— Start THE INPUT —

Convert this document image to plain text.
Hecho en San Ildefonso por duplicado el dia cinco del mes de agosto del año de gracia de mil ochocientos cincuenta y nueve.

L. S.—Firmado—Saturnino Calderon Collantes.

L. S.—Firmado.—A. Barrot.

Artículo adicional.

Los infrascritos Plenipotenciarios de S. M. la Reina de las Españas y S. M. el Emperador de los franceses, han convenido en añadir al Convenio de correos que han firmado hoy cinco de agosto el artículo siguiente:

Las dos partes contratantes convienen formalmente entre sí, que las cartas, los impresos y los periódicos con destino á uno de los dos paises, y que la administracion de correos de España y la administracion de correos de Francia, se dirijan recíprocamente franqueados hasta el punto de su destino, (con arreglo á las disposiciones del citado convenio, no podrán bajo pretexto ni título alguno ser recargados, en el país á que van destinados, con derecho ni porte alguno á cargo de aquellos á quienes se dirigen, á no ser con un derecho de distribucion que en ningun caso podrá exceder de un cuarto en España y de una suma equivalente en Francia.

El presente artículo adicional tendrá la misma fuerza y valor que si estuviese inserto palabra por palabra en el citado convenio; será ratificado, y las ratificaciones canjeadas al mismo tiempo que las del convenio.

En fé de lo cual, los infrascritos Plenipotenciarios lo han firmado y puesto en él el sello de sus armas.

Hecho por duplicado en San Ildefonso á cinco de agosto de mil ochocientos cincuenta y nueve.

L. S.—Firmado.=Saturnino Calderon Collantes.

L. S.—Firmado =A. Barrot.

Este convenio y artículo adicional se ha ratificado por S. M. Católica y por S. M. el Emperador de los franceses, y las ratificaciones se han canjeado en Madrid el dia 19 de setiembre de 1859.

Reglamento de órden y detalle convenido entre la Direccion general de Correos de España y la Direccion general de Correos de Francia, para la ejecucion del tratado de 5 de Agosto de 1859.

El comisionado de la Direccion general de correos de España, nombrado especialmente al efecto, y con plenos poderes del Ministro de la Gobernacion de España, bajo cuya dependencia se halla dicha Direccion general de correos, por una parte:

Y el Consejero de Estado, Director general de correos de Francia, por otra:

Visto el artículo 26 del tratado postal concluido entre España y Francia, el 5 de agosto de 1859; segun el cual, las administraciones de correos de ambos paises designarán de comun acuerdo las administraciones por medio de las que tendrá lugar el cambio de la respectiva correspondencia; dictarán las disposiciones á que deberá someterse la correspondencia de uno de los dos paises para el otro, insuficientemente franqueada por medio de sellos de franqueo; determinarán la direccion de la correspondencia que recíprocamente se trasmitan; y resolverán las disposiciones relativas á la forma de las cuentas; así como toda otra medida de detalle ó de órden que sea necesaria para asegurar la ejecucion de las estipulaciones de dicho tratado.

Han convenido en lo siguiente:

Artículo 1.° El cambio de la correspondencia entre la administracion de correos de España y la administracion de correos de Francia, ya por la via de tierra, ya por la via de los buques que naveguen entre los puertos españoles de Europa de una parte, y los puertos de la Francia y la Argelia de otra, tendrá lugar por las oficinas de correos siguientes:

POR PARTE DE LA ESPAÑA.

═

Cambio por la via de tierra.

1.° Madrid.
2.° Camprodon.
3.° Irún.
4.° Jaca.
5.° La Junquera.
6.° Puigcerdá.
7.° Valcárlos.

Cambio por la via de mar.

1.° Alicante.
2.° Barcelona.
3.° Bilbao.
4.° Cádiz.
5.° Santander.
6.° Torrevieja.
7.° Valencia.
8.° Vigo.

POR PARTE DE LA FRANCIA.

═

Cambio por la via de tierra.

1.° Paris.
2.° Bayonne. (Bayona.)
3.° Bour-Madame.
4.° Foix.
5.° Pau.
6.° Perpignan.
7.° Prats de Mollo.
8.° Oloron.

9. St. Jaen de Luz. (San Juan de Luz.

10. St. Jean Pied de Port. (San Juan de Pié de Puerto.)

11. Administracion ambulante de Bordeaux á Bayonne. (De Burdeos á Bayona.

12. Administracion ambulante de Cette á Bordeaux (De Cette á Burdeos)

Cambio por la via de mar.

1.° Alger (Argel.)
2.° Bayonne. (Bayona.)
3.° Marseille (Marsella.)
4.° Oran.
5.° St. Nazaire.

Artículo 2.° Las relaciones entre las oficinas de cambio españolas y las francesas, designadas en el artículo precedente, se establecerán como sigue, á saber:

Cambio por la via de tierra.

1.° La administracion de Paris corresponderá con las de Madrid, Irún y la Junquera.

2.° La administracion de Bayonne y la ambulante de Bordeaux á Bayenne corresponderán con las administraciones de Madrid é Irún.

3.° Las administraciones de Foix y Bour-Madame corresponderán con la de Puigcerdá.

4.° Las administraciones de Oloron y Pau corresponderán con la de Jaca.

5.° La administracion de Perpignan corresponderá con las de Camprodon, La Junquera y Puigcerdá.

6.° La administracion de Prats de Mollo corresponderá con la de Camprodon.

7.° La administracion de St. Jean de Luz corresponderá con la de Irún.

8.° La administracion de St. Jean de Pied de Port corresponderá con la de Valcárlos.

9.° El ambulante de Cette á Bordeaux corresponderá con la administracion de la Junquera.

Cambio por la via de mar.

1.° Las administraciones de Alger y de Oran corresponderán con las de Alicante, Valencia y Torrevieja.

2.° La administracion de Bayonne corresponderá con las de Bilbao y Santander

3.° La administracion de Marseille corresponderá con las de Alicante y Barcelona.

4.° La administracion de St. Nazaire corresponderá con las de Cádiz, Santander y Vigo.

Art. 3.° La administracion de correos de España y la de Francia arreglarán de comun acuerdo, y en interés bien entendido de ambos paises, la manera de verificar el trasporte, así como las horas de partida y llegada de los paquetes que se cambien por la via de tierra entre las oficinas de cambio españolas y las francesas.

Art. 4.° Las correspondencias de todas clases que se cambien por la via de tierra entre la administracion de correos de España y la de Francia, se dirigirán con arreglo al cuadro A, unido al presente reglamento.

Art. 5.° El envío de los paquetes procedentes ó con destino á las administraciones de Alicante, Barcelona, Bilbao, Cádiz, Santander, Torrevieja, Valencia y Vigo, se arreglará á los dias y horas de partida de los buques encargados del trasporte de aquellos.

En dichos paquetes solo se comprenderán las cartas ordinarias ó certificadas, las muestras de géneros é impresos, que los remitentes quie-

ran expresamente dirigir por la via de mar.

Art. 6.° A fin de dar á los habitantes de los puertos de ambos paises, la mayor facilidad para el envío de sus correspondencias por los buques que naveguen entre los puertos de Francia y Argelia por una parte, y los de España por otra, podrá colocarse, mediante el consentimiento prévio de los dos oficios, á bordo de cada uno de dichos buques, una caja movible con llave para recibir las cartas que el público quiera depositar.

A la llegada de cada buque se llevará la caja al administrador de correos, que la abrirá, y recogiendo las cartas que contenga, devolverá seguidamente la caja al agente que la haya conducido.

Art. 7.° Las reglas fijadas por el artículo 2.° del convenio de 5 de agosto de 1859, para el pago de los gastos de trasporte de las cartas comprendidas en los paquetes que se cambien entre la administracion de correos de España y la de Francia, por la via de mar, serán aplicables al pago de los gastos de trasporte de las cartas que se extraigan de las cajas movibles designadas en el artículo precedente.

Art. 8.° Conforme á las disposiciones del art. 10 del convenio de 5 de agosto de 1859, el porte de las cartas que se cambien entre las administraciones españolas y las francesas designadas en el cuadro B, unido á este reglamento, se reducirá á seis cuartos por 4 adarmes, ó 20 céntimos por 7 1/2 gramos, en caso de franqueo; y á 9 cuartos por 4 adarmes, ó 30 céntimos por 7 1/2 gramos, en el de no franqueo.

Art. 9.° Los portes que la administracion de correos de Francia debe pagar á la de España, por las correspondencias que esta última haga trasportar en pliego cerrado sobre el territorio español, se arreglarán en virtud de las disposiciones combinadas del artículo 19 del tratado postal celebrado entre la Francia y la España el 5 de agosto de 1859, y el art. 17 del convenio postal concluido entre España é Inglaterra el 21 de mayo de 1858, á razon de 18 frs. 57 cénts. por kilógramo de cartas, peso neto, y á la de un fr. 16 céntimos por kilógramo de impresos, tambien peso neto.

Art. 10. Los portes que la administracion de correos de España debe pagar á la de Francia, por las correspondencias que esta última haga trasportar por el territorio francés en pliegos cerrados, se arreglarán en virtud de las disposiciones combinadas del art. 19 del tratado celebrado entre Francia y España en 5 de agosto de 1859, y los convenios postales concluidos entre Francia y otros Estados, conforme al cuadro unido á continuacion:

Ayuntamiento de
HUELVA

— End THE INPUT —

**GIVEN INSTRUCTION**
In the material above, find the lines that contain "Bour" and show them.

**WORKED ANSWER**
3.° Bour-Madame.
3.° Las administraciones de Foix y Bour-Madame corresponderán con la de Puigcerdá.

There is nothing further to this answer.